Records from a collection -

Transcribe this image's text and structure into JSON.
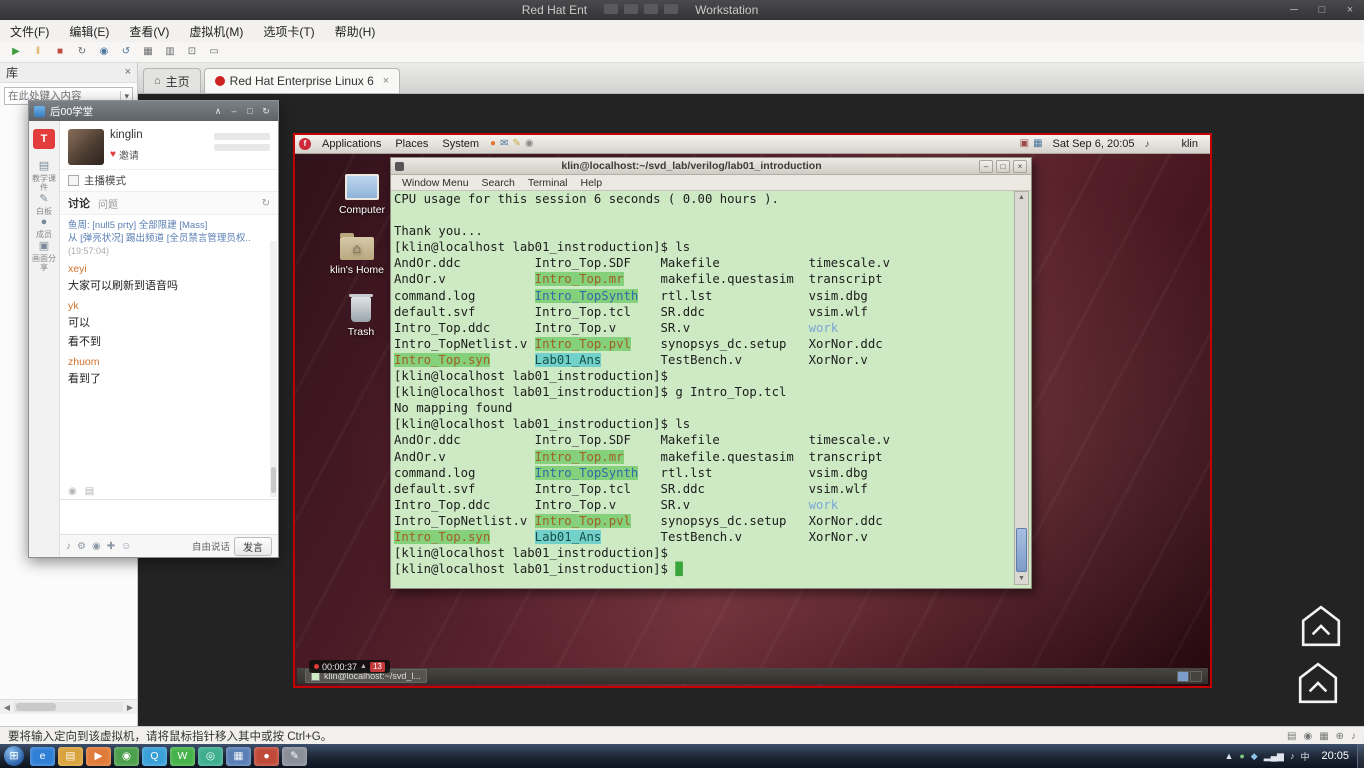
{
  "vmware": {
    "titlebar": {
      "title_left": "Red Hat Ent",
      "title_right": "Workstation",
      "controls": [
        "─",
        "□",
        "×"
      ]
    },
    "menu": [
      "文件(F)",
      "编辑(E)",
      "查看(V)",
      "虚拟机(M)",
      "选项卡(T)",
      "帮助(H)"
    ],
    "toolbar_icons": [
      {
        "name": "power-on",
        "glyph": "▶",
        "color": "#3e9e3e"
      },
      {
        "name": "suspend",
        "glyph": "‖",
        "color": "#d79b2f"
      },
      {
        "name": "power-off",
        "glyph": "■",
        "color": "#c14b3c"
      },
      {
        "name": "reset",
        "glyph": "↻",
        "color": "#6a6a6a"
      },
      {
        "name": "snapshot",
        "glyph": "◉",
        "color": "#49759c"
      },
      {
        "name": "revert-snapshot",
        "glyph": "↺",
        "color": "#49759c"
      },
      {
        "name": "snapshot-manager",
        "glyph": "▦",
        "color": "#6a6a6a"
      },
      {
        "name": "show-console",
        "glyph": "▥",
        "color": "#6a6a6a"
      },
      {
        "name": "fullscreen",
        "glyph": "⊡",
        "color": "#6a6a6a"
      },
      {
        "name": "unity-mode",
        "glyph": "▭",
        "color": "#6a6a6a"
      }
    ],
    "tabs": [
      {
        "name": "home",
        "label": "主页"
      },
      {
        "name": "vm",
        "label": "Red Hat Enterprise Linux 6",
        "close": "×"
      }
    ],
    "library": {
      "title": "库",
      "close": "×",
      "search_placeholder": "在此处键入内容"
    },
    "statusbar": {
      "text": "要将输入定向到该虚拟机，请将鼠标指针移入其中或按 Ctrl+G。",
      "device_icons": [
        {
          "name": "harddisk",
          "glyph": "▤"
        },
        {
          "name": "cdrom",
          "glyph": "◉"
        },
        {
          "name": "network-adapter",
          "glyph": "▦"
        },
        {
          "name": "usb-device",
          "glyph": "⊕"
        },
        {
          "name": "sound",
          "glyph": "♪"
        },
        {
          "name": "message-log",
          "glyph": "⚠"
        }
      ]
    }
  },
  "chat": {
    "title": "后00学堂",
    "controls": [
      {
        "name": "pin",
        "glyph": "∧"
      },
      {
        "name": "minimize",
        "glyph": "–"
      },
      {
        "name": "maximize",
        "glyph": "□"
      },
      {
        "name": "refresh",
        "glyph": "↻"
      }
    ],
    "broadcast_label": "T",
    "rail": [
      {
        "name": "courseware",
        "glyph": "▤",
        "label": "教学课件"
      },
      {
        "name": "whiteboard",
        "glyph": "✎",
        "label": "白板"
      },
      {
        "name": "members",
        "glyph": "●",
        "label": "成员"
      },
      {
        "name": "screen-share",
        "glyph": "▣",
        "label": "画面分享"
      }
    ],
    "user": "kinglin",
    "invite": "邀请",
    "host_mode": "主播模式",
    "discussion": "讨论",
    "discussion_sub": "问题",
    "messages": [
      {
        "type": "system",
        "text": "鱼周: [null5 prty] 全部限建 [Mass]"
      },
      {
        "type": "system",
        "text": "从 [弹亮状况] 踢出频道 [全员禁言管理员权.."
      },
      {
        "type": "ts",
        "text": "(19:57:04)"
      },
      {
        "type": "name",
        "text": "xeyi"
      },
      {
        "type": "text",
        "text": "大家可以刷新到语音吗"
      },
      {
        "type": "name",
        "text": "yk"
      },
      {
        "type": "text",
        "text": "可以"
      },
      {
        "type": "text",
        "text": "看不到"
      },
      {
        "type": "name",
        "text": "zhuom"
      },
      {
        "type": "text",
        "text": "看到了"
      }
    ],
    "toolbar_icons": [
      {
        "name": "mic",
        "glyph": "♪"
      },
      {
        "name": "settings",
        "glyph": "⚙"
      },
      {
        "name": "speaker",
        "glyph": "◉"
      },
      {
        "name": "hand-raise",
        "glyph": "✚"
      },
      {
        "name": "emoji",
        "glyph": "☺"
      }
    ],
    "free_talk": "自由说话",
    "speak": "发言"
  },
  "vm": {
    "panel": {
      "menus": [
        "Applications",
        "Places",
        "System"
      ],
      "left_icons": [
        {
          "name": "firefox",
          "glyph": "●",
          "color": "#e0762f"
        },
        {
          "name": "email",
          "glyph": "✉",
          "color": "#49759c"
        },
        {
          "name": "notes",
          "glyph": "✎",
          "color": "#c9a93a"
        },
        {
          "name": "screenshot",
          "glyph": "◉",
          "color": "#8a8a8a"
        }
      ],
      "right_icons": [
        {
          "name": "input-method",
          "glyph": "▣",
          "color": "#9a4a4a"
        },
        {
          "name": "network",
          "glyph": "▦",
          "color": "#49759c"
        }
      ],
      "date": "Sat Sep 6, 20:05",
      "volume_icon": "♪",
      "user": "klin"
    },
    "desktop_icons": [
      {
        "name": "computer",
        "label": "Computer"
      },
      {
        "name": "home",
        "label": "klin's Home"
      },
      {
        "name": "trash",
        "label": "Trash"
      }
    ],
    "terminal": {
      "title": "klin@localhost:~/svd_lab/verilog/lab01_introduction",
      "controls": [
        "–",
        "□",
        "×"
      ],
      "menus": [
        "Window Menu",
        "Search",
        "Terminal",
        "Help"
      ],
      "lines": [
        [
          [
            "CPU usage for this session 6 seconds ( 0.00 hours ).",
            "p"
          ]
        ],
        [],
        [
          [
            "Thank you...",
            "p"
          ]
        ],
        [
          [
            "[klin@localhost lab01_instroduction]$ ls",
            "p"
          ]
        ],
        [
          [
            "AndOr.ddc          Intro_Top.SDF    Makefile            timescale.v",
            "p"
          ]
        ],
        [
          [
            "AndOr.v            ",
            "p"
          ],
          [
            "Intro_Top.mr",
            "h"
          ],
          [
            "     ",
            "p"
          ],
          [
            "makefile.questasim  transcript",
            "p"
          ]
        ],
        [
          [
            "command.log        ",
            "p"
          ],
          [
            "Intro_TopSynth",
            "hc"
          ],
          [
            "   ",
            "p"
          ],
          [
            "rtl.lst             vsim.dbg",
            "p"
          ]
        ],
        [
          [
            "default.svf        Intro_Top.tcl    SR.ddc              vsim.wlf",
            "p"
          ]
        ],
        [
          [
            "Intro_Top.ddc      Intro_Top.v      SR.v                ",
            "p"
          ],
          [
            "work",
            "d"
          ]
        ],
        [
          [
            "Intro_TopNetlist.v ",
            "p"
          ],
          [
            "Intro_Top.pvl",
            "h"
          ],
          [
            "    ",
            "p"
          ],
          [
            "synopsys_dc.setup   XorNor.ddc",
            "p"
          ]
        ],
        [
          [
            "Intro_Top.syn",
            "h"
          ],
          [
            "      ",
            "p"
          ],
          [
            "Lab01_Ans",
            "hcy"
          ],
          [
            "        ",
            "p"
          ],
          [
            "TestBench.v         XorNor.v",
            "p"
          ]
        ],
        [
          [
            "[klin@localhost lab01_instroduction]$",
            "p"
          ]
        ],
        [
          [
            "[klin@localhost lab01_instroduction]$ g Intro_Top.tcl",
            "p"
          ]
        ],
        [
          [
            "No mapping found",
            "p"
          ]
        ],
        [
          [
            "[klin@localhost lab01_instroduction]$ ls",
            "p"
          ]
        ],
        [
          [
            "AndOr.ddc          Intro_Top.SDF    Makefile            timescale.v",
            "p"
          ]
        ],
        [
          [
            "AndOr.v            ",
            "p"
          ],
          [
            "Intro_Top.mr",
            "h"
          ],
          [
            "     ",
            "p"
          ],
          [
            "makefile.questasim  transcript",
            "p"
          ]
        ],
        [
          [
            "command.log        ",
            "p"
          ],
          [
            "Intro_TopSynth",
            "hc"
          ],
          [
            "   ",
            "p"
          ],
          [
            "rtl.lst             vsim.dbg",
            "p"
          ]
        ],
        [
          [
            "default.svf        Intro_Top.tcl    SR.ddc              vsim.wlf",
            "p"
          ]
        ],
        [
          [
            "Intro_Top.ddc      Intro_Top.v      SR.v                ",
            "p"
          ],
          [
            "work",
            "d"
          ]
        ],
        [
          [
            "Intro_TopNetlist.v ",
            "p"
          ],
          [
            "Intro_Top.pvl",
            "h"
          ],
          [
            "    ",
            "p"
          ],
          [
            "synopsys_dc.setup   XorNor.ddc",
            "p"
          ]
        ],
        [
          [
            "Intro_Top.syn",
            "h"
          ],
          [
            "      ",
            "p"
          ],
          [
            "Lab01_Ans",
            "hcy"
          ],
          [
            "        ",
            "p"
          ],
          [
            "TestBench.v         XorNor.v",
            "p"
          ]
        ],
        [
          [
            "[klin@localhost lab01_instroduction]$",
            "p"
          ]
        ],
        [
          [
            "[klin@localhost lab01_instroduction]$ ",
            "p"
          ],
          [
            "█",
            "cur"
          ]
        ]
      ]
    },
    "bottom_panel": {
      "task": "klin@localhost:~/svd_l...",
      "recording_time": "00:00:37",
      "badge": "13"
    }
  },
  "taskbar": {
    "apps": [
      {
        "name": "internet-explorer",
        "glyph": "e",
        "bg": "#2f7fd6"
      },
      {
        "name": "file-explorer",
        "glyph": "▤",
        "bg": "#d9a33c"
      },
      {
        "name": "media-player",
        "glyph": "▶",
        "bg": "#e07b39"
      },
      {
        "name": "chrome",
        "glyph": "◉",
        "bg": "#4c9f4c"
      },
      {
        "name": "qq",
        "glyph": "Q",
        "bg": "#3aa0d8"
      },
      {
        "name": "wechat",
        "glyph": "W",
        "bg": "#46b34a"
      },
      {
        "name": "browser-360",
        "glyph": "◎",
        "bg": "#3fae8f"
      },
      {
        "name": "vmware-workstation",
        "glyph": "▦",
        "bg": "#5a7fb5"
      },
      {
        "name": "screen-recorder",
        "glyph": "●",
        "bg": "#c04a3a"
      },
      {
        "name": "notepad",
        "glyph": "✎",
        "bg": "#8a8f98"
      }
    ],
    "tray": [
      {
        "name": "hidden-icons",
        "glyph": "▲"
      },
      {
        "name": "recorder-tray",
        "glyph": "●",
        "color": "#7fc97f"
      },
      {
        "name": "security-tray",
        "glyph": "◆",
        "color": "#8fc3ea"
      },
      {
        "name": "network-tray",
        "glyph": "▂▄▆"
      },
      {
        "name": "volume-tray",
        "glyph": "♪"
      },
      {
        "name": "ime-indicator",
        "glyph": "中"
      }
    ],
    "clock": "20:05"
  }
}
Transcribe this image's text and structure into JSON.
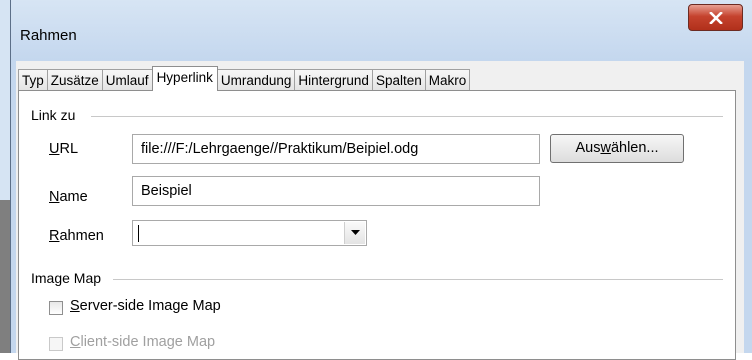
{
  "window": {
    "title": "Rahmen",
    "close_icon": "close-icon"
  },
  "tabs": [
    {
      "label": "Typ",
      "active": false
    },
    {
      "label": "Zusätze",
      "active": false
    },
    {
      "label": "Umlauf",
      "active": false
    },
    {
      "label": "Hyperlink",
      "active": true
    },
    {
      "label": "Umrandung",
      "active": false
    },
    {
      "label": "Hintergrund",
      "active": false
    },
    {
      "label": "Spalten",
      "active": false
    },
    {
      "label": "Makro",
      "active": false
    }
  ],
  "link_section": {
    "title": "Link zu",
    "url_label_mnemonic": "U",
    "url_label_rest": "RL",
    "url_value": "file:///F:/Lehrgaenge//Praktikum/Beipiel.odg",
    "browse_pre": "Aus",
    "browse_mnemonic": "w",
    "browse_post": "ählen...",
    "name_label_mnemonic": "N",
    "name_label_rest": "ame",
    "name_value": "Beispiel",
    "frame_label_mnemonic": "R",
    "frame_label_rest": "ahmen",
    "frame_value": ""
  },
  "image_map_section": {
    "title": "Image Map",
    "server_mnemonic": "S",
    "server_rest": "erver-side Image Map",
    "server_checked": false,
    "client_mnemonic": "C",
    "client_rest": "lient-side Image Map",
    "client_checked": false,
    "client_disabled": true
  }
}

Your instructions - Show every line of the listing in which the string "explorer" can be found.

Solution to this task -
        "name": "internet-explorer",
        "name": "file-explorer",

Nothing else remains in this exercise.